» TASK STATEMENT:
Show each line that has the string "ylabel" in it.

» EXTRACTED RECORDS:

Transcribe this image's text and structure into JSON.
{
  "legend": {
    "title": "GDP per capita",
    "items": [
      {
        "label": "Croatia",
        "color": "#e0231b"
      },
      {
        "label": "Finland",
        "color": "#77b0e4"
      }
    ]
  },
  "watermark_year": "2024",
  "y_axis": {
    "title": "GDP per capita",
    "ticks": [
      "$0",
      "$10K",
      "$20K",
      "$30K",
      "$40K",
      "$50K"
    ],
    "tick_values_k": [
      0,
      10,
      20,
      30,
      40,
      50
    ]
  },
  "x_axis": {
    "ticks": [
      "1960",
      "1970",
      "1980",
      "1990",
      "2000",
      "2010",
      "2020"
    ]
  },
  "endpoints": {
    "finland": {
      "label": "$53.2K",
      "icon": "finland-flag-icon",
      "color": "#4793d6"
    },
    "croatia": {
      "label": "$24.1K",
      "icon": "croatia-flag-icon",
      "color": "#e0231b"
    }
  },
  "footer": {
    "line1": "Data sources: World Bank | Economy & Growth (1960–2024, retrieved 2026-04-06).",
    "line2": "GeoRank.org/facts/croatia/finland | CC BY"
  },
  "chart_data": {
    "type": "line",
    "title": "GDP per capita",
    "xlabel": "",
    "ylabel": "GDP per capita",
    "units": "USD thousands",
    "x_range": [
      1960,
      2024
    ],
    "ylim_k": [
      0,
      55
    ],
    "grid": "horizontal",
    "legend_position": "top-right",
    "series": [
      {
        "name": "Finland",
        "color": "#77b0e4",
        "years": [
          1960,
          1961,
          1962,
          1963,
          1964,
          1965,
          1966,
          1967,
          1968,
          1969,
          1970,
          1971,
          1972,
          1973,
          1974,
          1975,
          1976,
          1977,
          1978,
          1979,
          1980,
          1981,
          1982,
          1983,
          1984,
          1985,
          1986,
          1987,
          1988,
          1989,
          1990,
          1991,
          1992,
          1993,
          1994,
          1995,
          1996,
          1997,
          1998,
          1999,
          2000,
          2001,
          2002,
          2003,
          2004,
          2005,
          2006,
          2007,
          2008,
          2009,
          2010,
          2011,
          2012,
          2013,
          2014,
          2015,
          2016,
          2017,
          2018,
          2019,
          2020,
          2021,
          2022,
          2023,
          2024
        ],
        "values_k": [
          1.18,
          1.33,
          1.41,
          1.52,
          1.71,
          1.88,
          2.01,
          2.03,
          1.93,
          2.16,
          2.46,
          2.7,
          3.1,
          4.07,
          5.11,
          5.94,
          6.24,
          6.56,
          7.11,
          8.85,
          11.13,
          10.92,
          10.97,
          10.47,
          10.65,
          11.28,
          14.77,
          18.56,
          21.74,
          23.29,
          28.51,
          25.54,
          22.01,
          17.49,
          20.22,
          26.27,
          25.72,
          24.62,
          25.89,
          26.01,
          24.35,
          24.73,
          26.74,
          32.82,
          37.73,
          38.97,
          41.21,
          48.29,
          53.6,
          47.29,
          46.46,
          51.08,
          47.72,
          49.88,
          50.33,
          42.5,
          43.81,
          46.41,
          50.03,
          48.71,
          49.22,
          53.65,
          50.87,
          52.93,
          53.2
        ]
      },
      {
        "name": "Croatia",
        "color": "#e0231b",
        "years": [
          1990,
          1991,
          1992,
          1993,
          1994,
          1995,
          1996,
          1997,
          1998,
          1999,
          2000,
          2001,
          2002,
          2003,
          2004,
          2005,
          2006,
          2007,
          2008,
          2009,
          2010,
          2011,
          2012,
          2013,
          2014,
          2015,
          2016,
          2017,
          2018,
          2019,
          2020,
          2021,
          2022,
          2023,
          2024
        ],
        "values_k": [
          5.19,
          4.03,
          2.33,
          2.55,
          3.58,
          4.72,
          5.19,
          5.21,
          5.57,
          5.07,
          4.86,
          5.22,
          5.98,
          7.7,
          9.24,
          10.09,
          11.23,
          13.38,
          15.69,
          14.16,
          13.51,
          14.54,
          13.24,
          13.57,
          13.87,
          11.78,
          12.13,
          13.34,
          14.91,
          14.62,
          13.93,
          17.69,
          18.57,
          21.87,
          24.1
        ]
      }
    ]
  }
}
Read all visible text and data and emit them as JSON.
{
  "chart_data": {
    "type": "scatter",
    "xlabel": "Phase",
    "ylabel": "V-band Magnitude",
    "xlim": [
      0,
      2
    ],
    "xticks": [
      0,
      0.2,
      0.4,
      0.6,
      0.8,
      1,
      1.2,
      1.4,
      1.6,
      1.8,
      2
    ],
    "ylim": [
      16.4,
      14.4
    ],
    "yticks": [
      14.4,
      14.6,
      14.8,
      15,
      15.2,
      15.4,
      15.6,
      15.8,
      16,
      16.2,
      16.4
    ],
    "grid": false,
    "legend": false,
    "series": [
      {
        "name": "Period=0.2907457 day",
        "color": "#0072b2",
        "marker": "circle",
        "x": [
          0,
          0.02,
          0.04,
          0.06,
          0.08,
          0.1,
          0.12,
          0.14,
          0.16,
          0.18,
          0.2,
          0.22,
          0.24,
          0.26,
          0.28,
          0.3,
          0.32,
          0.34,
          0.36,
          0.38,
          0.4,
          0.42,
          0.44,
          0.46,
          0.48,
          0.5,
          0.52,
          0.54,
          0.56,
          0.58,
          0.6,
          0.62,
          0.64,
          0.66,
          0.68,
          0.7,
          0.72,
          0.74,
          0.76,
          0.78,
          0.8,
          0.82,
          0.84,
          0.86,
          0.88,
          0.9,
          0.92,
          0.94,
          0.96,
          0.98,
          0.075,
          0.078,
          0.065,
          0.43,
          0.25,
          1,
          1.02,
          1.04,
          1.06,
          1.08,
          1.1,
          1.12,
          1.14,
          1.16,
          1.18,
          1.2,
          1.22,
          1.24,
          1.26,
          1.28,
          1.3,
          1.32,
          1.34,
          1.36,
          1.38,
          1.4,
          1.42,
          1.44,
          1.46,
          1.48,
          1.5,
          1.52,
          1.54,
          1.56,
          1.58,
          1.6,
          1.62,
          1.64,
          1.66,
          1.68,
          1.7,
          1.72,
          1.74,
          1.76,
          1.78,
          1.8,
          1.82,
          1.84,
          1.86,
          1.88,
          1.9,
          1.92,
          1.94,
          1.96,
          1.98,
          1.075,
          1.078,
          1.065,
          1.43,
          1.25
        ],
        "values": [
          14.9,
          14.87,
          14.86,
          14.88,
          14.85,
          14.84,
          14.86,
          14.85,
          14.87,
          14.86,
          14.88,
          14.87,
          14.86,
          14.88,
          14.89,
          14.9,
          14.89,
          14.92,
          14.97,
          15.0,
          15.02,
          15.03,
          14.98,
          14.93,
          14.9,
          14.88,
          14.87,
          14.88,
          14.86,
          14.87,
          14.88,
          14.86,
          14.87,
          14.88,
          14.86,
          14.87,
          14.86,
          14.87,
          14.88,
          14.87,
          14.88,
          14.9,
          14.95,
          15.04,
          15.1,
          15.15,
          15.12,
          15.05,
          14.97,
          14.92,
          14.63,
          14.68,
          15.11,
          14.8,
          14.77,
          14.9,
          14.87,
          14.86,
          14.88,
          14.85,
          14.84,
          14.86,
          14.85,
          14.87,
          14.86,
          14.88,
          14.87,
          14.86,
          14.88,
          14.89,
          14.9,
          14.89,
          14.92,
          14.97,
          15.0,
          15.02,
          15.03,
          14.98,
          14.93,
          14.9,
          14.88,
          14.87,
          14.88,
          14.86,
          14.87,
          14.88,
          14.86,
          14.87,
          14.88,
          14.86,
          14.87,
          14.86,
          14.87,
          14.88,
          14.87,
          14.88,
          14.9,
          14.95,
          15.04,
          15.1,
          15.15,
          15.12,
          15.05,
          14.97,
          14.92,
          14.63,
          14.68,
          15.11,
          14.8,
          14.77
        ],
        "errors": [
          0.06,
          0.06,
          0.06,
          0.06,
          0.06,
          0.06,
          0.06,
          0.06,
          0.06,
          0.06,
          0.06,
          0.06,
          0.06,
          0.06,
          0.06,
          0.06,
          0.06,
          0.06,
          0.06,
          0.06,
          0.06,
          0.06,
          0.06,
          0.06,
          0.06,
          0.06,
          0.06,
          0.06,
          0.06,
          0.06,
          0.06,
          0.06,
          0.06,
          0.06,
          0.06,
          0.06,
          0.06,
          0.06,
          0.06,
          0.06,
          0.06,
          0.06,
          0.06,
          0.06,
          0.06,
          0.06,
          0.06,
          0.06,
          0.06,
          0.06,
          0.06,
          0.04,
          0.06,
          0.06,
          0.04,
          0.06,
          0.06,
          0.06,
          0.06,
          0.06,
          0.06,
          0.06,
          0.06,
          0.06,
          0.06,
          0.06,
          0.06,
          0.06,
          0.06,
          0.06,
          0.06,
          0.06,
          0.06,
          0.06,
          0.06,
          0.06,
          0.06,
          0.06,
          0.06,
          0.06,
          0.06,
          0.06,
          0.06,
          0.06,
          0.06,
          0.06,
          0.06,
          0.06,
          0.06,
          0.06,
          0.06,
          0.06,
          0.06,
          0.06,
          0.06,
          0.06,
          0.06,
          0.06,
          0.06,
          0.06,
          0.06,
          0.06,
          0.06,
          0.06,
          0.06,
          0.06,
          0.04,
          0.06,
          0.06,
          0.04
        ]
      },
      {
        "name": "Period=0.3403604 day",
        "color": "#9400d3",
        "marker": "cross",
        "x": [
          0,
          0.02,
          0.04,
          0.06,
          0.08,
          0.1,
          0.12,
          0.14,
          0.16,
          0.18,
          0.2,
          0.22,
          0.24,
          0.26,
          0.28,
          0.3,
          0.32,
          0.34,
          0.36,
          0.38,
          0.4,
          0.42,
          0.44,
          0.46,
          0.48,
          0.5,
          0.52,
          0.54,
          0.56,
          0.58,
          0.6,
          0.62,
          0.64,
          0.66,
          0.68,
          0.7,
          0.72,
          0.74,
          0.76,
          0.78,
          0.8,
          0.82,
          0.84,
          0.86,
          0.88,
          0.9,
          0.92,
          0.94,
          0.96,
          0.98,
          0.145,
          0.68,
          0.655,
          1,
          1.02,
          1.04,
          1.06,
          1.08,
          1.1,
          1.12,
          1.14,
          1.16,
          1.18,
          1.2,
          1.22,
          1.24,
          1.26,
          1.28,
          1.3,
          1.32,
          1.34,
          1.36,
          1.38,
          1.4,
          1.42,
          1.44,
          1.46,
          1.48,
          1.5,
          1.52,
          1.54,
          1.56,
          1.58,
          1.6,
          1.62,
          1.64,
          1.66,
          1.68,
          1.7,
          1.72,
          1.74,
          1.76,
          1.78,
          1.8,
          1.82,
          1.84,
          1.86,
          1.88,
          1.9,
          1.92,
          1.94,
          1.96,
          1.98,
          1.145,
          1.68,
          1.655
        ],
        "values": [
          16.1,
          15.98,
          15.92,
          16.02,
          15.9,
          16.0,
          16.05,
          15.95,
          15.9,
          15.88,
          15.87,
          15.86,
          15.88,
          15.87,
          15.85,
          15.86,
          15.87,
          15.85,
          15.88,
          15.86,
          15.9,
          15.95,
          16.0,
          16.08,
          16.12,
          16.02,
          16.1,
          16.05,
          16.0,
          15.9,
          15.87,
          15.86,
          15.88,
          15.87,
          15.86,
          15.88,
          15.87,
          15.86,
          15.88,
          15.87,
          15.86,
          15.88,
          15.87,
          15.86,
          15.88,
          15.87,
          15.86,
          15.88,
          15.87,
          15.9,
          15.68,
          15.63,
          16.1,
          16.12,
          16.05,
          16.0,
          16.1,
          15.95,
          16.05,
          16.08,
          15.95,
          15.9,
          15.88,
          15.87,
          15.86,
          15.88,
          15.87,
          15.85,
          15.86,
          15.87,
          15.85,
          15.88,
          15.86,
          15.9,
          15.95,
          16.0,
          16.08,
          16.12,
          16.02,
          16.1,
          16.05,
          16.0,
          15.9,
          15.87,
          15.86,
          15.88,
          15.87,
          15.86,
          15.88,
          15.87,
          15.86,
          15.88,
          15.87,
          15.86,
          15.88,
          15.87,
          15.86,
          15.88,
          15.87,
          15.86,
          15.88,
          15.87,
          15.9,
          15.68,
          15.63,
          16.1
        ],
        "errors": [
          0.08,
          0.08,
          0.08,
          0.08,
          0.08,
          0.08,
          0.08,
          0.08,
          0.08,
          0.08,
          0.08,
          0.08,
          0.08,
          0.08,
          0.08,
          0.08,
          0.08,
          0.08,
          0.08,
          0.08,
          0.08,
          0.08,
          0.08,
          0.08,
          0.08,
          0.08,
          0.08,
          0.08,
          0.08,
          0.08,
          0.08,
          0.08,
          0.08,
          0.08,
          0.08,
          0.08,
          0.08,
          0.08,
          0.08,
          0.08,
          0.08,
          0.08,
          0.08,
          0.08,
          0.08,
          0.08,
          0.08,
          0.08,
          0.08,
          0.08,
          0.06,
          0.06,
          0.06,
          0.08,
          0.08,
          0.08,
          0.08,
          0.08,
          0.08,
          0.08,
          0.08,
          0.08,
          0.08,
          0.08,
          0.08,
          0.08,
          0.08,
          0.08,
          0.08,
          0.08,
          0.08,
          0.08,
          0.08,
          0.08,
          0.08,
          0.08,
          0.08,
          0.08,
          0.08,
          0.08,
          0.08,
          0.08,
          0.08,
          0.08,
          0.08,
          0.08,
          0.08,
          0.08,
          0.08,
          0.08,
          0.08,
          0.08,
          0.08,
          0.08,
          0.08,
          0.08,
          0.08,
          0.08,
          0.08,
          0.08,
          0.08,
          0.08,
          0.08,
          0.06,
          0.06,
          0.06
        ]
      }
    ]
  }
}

» EXERCISE OUTPUT:
    "ylabel": "GDP per capita",
    "ylabel": "V-band Magnitude",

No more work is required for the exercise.